- _TEXT TO READ_
This week we’re joined by Eleanor Mazzarella, a musician turned programmer. She gives us her background in music from finding a clarinet on a bookshelf as a child to a career as a classical performer. She then walks us through how and why she decided that programming sounded like more fun. She’s a funny, delightful storyteller as she weaves in her love of the arts with her love of everything nerdy.
CCATP #620 for December 30, 2019, and I’m your host, Allison Sheridan. This week our guest is Eleanor Mazzarella.
When Steve and I went on the SpaceX tour, it was part of a Women Who Code event. The format was unusual. The room was filled with women and men, all with an interest in coding. Many of the people were there as mentors. Liz Krane, who ran the event, had all of the mentors come up to the mic one by one and they simply gave a one or two-sentence long explanation of their knowledge. After all of the mentors were done speaking, she simply said, “Go!” and everyone in the room started milling around moving to speak to the people they thought would be of most interest to them.
In the (enjoyable) anarchy, I went directly to Eleanor Mazzarella who said that she was a musician turned programmer. As I suspected, her story was fascinating and so I asked her to be this week’s guest on Chit Chat Across the Pond. Welcome to the show, Eleanor!
When we met you were wearing a very interesting t-shirt…
- Here’s a link to information about “HyperFace”, the textile pattern designed to confuse facial recognition algorithms and in some cases crash their programs due to the overwhelm of detecting too many “faces” at once. About Hyperface: http://altfound.com/hyperface/
- Example shirt: https://www.bryce.mobi/hyperface-anti-surveillance-shirt/
- I’ve been fostering a pet interest in privacy and the idea of artwork that defies unwilling data-collection is just too fun to resist!
Eleanor’s story, the rough outline version:
First career in classical music – went to music school for undergrad, conservatory, and a master’s degree. Had some degree of success in my early 20s, won scholarships to a few prestigious programs and freelanced with a few larger orchestras like the Las Vegas Philharmonic and the Pacific Symphony. Also enjoyed chamber music and contemporary music with smaller ad-hoc groups as well as a few indie films and game studio recording sessions. Taught clarinet and worked in a boutique music store to help supplement my income.

- _MATERIAL_
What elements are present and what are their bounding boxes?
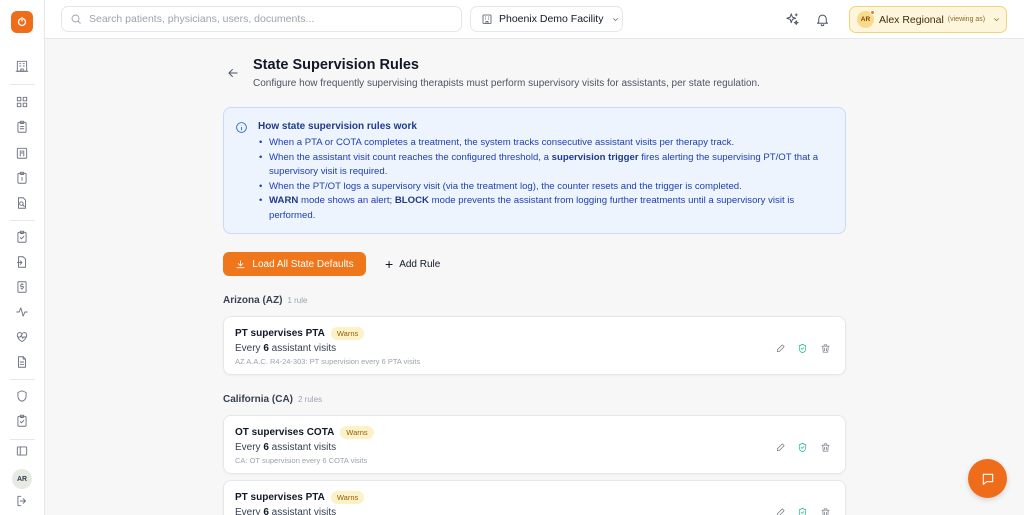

- _GOAL A_
According to the podcast notes, what event was the SpaceX tour part of?
- _GOAL B_
Transcribe the podcast notes between "CCATP #620 for" and "interest to them.", inclusive.
- _GOAL C_
Go on with the podcast notes about Eleanor Mazzarella from the point where they stop.
The data above was drawn from a source unrelated to the podcast notes.

- _ANSWER A_
A Women Who Code event.

- _ANSWER B_
CCATP #620 for December 30, 2019, and I’m your host, Allison Sheridan. This week our guest is Eleanor Mazzarella.
When Steve and I went on the SpaceX tour, it was part of a Women Who Code event. The format was unusual. The room was filled with women and men, all with an interest in coding. Many of the people were there as mentors. Liz Krane, who ran the event, had all of the mentors come up to the mic one by one and they simply gave a one or two-sentence long explanation of their knowledge. After all of the mentors were done speaking, she simply said, “Go!” and everyone in the room started milling around moving to speak to the people they thought would be of most interest to them.

- _ANSWER C_
Found music rewarding but extremely competitive, athletic, and often unfair – when you leave school you realize that most of the choice freelance jobs are tightly held by musicians who refuse to die or retire, and the 2nd and 3rd tier jobs are scarce and fiercely competitive but not accessible via traditional audition – it’s almost solely through reputation and social network. As a result, you needed to have work to keep getting work, and the overall atmosphere was like being on a treadmill.
Somewhere in the beginning of a masters of music degree that I pursued mostly as a way to “hit snooze” on the real world for a little longer (I was offered a full scholarship), I began to feel a little bit two-dimensional. I felt like I need to explore more things completely unrelated to music because music, like all art, is never about itself, it’s about the human experience. I started hearing about 12-year-old kids who would make iPhone apps that made money and thought “wow if children can do this, how hard can it really be?” Previously my impression of programming was everything mainstream pop-culture told me it was – mouth-breathing socially inept ungroomed men snidely declaring that they began programming at the age of 5. I thought programming was some kind of genius activity that only savants could pursue and that it was probably also boring and tedious. But with this news, and the fact that I enjoyed Apple products so much I thought “hmmm, maybe making apps for the iPhone is different.”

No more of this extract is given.